**Goal of the exercise:**
Give the number of lines in the listing that hold the word "ylabel". Write nothing but that number.

--

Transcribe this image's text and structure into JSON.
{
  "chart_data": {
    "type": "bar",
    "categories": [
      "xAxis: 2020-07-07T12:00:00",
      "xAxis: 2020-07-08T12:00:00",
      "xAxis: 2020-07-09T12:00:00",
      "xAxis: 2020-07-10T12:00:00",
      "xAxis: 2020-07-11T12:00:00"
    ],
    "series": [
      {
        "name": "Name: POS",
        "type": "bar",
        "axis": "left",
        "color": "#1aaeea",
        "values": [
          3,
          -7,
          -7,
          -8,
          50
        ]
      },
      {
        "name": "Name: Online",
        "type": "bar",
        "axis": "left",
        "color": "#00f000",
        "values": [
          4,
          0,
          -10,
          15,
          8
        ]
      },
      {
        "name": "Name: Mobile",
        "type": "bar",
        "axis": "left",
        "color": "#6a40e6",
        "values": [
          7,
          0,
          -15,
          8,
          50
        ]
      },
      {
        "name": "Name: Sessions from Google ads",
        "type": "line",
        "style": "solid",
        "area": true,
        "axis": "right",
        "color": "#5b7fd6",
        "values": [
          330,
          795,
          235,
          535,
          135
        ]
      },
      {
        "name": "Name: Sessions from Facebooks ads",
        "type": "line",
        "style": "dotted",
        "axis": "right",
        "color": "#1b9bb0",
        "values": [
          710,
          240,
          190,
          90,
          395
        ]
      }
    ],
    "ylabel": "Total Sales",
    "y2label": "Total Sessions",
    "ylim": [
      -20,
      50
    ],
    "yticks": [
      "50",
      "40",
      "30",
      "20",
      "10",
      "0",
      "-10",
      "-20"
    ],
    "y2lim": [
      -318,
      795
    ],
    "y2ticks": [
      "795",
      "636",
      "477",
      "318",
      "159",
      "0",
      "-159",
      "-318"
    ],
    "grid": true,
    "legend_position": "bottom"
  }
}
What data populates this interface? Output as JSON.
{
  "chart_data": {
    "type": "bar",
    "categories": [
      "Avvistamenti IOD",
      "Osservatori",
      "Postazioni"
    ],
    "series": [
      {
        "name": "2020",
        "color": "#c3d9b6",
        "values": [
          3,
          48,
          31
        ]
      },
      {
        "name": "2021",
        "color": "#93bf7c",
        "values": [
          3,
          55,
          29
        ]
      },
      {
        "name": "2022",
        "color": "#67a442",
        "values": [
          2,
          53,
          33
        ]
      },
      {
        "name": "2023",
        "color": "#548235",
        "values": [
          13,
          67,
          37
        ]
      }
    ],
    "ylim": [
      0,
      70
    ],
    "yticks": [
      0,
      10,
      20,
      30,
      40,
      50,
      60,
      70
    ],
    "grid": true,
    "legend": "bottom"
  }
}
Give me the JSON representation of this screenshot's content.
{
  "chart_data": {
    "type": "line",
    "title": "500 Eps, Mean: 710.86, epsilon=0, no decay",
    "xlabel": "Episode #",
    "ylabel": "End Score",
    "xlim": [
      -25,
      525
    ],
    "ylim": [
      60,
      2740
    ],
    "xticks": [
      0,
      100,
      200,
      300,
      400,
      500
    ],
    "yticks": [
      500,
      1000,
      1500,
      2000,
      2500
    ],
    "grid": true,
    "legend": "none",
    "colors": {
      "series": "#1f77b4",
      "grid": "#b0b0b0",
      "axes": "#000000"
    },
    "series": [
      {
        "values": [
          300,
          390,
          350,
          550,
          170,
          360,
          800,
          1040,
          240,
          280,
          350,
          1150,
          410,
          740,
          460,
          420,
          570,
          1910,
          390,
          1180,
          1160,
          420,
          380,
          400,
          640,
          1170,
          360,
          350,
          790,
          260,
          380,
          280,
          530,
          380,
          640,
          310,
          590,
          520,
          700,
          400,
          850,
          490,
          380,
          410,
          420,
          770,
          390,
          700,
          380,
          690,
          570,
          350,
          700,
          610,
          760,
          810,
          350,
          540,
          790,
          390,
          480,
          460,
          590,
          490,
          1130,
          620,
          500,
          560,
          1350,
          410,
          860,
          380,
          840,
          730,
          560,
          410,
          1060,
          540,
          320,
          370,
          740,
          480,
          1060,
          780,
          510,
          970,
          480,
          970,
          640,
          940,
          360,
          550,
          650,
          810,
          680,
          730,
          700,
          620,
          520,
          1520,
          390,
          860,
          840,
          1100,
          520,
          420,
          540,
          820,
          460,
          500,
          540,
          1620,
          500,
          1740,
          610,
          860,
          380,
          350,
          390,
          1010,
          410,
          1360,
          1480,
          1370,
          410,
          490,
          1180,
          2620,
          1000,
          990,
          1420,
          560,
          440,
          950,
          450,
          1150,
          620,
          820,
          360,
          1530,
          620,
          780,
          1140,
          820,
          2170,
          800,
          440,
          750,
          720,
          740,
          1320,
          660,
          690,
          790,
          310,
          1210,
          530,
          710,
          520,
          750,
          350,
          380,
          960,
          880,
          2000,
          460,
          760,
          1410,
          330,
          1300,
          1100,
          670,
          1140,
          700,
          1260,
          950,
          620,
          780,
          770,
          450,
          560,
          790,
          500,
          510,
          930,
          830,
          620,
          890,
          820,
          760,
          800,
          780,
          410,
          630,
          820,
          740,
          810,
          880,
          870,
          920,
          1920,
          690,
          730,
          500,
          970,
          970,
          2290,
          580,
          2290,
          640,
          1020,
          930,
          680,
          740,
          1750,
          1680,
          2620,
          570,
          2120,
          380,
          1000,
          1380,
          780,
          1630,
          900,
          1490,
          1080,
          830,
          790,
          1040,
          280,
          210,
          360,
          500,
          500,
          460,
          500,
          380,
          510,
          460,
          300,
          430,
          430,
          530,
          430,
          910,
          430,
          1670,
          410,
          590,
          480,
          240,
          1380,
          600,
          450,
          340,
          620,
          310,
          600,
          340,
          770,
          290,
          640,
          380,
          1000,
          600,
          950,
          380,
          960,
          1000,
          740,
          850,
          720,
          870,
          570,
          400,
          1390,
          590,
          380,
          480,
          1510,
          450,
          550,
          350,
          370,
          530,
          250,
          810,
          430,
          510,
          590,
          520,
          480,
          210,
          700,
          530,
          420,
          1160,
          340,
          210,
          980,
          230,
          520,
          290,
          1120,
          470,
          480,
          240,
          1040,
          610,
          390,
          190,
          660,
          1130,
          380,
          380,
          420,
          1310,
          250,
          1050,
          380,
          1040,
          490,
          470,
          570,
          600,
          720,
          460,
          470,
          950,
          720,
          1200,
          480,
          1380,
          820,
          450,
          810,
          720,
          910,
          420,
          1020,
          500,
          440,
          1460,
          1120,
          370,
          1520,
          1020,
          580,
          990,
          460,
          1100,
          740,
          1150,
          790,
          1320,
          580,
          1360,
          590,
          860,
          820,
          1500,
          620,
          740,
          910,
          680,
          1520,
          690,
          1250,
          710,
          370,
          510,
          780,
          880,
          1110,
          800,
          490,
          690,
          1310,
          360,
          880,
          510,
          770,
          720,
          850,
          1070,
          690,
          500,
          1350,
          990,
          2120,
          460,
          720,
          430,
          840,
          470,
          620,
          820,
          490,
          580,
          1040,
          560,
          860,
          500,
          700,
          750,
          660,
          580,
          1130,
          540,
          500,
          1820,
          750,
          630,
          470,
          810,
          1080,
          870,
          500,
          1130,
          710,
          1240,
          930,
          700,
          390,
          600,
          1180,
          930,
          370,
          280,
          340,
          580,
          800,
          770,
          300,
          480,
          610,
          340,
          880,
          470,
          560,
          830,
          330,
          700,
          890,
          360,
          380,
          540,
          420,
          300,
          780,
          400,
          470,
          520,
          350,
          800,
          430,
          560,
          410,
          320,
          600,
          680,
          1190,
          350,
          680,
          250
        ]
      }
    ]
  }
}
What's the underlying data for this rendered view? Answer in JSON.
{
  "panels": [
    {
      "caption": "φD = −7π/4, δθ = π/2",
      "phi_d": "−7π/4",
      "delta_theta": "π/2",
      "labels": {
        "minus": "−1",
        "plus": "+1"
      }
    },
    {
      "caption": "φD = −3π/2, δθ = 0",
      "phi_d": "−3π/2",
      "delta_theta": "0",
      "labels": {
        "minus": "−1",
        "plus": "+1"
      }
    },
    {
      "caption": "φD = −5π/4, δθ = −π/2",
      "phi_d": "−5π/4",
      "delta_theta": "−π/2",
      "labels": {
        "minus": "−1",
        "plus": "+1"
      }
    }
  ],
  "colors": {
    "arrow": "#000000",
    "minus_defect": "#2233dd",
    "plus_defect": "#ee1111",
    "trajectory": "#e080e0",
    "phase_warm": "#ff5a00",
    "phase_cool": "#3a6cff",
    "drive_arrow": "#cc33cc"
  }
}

--

**Result:**
2